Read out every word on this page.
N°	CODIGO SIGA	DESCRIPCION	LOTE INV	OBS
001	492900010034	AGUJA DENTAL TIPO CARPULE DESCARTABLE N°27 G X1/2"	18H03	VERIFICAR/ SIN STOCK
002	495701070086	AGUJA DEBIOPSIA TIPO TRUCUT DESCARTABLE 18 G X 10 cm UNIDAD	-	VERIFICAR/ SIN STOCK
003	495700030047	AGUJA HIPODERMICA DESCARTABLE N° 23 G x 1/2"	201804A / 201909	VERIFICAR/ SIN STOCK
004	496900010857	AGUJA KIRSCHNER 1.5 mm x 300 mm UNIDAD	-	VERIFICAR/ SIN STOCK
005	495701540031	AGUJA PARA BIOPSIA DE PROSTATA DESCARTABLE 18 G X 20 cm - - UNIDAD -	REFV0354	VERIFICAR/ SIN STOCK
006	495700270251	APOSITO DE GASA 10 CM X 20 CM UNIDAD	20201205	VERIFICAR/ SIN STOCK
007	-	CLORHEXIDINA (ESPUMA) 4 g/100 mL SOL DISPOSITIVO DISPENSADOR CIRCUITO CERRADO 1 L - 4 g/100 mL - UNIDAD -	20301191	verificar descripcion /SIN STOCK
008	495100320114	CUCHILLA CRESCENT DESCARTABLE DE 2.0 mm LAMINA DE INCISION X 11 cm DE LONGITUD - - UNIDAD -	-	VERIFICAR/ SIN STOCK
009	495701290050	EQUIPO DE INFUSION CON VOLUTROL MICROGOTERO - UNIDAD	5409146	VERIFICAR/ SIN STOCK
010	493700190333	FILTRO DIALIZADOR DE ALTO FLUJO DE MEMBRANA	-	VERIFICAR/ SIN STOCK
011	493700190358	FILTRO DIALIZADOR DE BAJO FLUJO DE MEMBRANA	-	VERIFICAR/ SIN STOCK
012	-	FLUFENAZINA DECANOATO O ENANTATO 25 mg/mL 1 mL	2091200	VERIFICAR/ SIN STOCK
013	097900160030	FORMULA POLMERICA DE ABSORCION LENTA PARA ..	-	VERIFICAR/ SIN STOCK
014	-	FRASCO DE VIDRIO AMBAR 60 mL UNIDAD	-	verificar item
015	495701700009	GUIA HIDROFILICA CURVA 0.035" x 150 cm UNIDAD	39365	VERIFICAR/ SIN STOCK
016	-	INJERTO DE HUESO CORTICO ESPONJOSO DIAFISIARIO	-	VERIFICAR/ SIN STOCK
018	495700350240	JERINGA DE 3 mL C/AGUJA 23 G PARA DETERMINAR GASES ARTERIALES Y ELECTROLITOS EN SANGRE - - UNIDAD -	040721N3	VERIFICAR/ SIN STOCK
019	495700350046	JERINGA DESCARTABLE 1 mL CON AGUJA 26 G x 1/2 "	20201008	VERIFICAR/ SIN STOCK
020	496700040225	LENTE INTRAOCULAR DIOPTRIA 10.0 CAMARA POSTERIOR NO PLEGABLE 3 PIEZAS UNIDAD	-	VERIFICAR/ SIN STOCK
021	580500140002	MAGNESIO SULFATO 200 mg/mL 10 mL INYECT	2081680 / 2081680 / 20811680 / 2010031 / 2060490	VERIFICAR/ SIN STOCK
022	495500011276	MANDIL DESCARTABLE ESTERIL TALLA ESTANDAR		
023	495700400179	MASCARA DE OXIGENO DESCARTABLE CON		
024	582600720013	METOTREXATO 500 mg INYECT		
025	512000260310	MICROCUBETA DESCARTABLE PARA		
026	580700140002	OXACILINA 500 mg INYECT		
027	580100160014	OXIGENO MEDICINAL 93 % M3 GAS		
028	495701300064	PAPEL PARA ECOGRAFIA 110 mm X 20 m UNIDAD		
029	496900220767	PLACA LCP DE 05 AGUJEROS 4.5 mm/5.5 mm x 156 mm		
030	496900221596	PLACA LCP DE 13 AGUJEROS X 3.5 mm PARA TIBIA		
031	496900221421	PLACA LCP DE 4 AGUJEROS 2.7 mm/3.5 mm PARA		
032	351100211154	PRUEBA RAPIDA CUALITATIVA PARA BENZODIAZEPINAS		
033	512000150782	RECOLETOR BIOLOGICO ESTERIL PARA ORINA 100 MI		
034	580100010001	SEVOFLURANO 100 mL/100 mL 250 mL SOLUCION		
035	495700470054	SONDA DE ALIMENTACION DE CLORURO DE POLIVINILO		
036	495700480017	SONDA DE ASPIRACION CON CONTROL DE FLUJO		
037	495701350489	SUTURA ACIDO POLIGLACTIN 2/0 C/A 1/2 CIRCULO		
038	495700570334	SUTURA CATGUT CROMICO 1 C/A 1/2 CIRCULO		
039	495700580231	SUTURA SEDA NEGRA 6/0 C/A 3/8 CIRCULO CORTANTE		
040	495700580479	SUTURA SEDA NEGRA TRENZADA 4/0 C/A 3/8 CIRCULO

Your objective -> Supply the count of lines in the entries that contain the word "FILTRO", and nothing besides.

Output for this task -> 2